Exercise directions: Check each line of the listing for the string "structured", then state how many lines have it. Only the number is wanted.

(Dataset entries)
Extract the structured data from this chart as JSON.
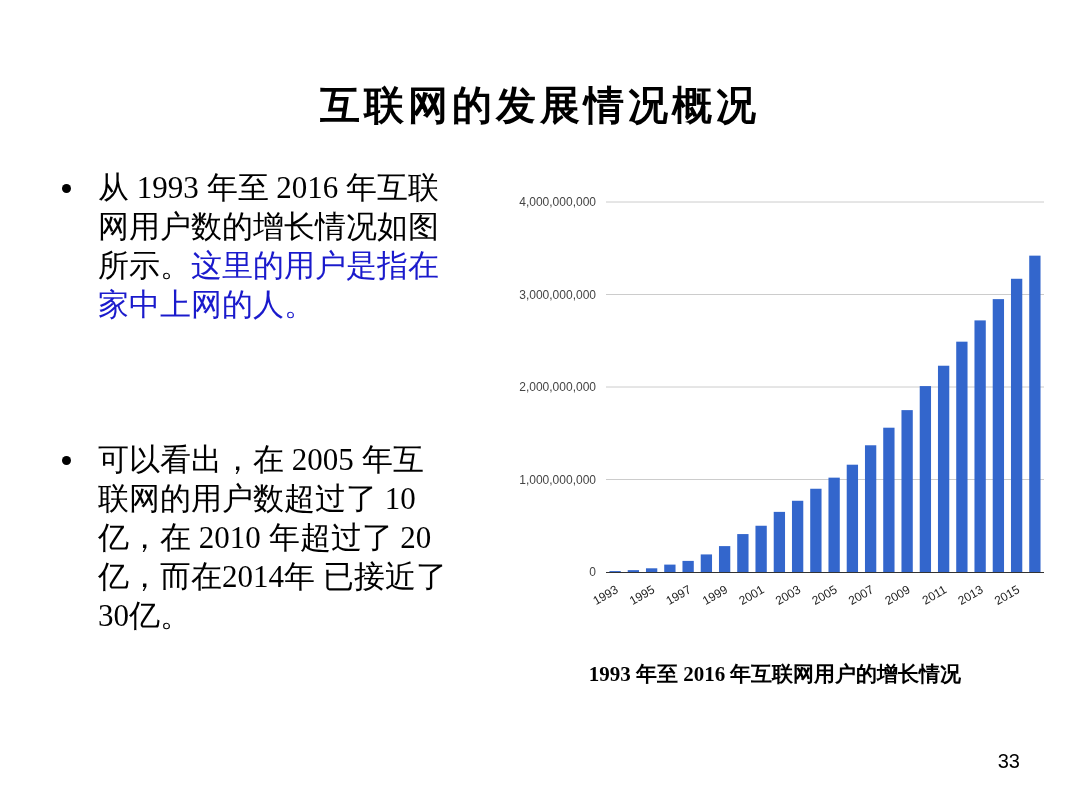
{
  "chart_data": {
    "type": "bar",
    "title": "互联网的发展情况概况",
    "subtitle": "1993 年至 2016 年互联网用户的增长情况",
    "annotations": [
      "从 1993 年至 2016 年互联网用户数的增长情况如图所示。",
      "这里的用户是指在家中上网的人。",
      "可以看出，在 2005 年互联网的用户数超过了 10 亿，在 2010 年超过了 20 亿，而在2014年 已接近了 30亿。",
      "33"
    ],
    "categories": [
      "1993",
      null,
      "1995",
      null,
      "1997",
      null,
      "1999",
      null,
      "2001",
      null,
      "2003",
      null,
      "2005",
      null,
      "2007",
      null,
      "2009",
      null,
      "2011",
      null,
      "2013",
      null,
      "2015",
      null
    ],
    "values": [
      10000000,
      20000000,
      40000000,
      80000000,
      120000000,
      190000000,
      280000000,
      410000000,
      500000000,
      650000000,
      770000000,
      900000000,
      1020000000,
      1160000000,
      1370000000,
      1560000000,
      1750000000,
      2010000000,
      2230000000,
      2490000000,
      2720000000,
      2950000000,
      3170000000,
      3420000000
    ],
    "color": "#3366cc",
    "ylim": [
      0,
      4000000000
    ],
    "yticks": [
      {
        "value": 0,
        "label": "0"
      },
      {
        "value": 1000000000,
        "label": "1,000,000,000"
      },
      {
        "value": 2000000000,
        "label": "2,000,000,000"
      },
      {
        "value": 3000000000,
        "label": "3,000,000,000"
      },
      {
        "value": 4000000000,
        "label": "4,000,000,000"
      }
    ],
    "grid": "y"
  }
}
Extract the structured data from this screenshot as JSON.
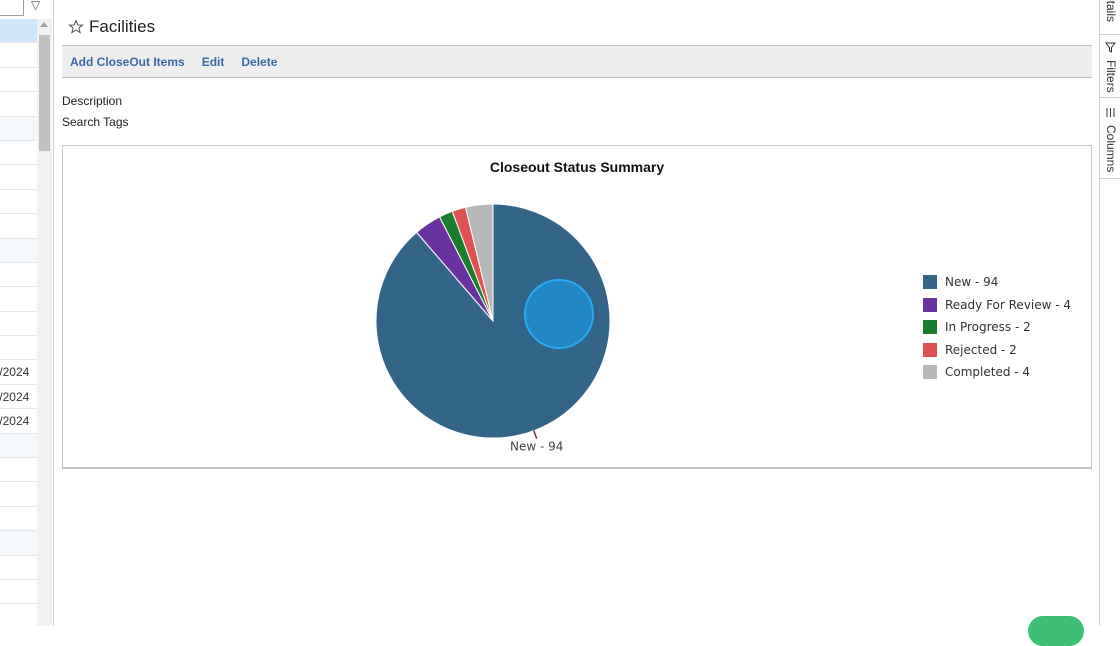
{
  "left_grid": {
    "rows": [
      {
        "text": "",
        "state": "sel"
      },
      {
        "text": "",
        "state": ""
      },
      {
        "text": "",
        "state": ""
      },
      {
        "text": "",
        "state": ""
      },
      {
        "text": "",
        "state": "alt"
      },
      {
        "text": "",
        "state": ""
      },
      {
        "text": "",
        "state": ""
      },
      {
        "text": "",
        "state": ""
      },
      {
        "text": "",
        "state": ""
      },
      {
        "text": "",
        "state": "alt"
      },
      {
        "text": "",
        "state": ""
      },
      {
        "text": "",
        "state": ""
      },
      {
        "text": "",
        "state": ""
      },
      {
        "text": "",
        "state": ""
      },
      {
        "text": "'/2024",
        "state": ""
      },
      {
        "text": "'/2024",
        "state": ""
      },
      {
        "text": "'/2024",
        "state": ""
      },
      {
        "text": "",
        "state": "alt"
      },
      {
        "text": "",
        "state": ""
      },
      {
        "text": "",
        "state": ""
      },
      {
        "text": "",
        "state": ""
      },
      {
        "text": "",
        "state": "alt"
      },
      {
        "text": "",
        "state": ""
      },
      {
        "text": "",
        "state": ""
      },
      {
        "text": "",
        "state": ""
      }
    ]
  },
  "header": {
    "title": "Facilities"
  },
  "toolbar": {
    "add_label": "Add CloseOut Items",
    "edit_label": "Edit",
    "delete_label": "Delete"
  },
  "fields": {
    "description_label": "Description",
    "search_tags_label": "Search Tags"
  },
  "right_panel": {
    "tabs": [
      {
        "label": "etails",
        "icon": ""
      },
      {
        "label": "Filters",
        "icon": "filter-icon"
      },
      {
        "label": "Columns",
        "icon": "columns-icon"
      }
    ]
  },
  "chart_data": {
    "type": "pie",
    "title": "Closeout Status Summary",
    "categories": [
      "New",
      "Ready For Review",
      "In Progress",
      "Rejected",
      "Completed"
    ],
    "values": [
      94,
      4,
      2,
      2,
      4
    ],
    "colors": [
      "#336589",
      "#6a329f",
      "#1a7d2e",
      "#e05252",
      "#b8b8b8"
    ],
    "legend_labels": [
      "New - 94",
      "Ready For Review - 4",
      "In Progress - 2",
      "Rejected - 2",
      "Completed - 4"
    ],
    "data_labels": [
      "New - 94"
    ],
    "legend_position": "right"
  }
}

In response: 2